GIVEN EXERCISE
What is the number of lines in the data that hold the string "ffffff"? Reply with that number only.

────────────────────────────────────────

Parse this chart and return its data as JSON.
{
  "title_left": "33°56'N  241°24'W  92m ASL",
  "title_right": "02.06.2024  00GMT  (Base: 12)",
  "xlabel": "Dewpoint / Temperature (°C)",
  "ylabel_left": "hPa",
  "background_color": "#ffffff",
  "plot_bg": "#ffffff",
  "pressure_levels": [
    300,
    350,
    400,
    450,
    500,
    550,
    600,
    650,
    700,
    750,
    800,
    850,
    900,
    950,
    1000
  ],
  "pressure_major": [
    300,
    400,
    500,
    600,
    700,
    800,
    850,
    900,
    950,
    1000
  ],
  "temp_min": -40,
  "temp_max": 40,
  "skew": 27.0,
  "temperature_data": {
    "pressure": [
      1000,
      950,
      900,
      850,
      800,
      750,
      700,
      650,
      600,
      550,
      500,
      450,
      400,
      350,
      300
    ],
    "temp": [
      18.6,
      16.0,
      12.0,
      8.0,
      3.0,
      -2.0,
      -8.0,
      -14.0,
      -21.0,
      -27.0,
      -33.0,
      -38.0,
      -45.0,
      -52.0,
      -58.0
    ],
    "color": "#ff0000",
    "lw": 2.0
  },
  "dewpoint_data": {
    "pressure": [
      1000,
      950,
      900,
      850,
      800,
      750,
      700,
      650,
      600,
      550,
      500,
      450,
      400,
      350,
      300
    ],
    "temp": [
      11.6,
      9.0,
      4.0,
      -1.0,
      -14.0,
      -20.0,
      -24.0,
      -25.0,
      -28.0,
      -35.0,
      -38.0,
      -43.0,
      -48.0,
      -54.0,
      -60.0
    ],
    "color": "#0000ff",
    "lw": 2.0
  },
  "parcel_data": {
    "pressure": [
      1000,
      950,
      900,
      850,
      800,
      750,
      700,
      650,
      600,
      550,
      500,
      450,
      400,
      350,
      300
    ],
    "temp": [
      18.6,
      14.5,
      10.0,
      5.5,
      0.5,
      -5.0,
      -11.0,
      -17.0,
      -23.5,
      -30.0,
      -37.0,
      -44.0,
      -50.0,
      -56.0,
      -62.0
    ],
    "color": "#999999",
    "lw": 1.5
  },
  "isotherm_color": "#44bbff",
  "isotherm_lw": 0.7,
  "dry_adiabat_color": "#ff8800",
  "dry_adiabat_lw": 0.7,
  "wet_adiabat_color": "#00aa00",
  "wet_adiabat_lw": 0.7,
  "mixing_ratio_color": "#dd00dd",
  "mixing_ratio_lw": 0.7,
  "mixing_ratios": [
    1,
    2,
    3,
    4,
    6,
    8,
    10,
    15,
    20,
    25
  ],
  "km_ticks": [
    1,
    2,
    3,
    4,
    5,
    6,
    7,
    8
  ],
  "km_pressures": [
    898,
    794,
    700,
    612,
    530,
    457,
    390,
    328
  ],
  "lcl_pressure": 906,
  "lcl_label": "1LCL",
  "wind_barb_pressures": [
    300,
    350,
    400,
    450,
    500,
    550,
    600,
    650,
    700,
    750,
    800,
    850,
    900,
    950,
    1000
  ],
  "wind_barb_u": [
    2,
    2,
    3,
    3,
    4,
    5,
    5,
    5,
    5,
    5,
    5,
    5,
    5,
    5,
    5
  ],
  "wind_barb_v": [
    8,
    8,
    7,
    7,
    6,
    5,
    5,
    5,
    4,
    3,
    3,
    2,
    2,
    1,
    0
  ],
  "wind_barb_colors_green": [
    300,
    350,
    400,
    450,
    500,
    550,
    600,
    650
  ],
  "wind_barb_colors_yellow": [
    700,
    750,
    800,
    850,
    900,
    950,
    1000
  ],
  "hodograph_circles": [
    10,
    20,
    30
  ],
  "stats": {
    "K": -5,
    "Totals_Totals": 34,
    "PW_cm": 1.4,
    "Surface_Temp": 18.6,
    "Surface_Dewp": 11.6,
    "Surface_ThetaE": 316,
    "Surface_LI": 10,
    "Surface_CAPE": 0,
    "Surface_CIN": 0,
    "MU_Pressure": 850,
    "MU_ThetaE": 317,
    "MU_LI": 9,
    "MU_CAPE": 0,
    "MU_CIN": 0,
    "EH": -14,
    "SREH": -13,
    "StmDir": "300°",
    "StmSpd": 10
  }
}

────────────────────────────────────────

SOLUTION BELOW
2